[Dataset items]

>> start

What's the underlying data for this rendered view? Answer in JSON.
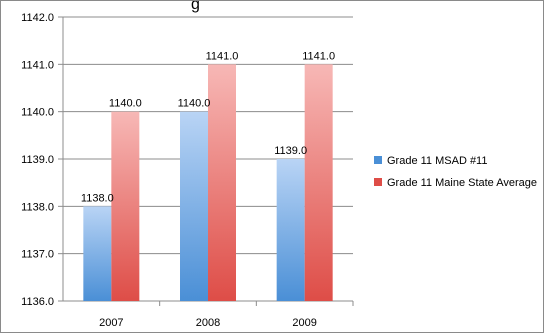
{
  "chart_data": {
    "type": "bar",
    "title_fragment": "g",
    "categories": [
      "2007",
      "2008",
      "2009"
    ],
    "series": [
      {
        "name": "Grade 11 MSAD #11",
        "values": [
          1138.0,
          1140.0,
          1139.0
        ],
        "labels": [
          "1138.0",
          "1140.0",
          "1139.0"
        ],
        "color_top": "#b9d4f5",
        "color_bottom": "#4a8fd6"
      },
      {
        "name": "Grade 11 Maine State Average",
        "values": [
          1140.0,
          1141.0,
          1141.0
        ],
        "labels": [
          "1140.0",
          "1141.0",
          "1141.0"
        ],
        "color_top": "#f7b8b6",
        "color_bottom": "#de4d47"
      }
    ],
    "ylim": [
      1136.0,
      1142.0
    ],
    "yticks": [
      "1136.0",
      "1137.0",
      "1138.0",
      "1139.0",
      "1140.0",
      "1141.0",
      "1142.0"
    ],
    "grid": true,
    "legend_position": "right"
  }
}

>> end

§ What is asked: Except for the pictures, give all the material above again verbatim.

§ Output below:
What's the underlying data for this rendered view? Answer in JSON.
{
  "chart_data": {
    "type": "bar",
    "title_fragment": "g",
    "categories": [
      "2007",
      "2008",
      "2009"
    ],
    "series": [
      {
        "name": "Grade 11 MSAD #11",
        "values": [
          1138.0,
          1140.0,
          1139.0
        ],
        "labels": [
          "1138.0",
          "1140.0",
          "1139.0"
        ],
        "color_top": "#b9d4f5",
        "color_bottom": "#4a8fd6"
      },
      {
        "name": "Grade 11 Maine State Average",
        "values": [
          1140.0,
          1141.0,
          1141.0
        ],
        "labels": [
          "1140.0",
          "1141.0",
          "1141.0"
        ],
        "color_top": "#f7b8b6",
        "color_bottom": "#de4d47"
      }
    ],
    "ylim": [
      1136.0,
      1142.0
    ],
    "yticks": [
      "1136.0",
      "1137.0",
      "1138.0",
      "1139.0",
      "1140.0",
      "1141.0",
      "1142.0"
    ],
    "grid": true,
    "legend_position": "right"
  }
}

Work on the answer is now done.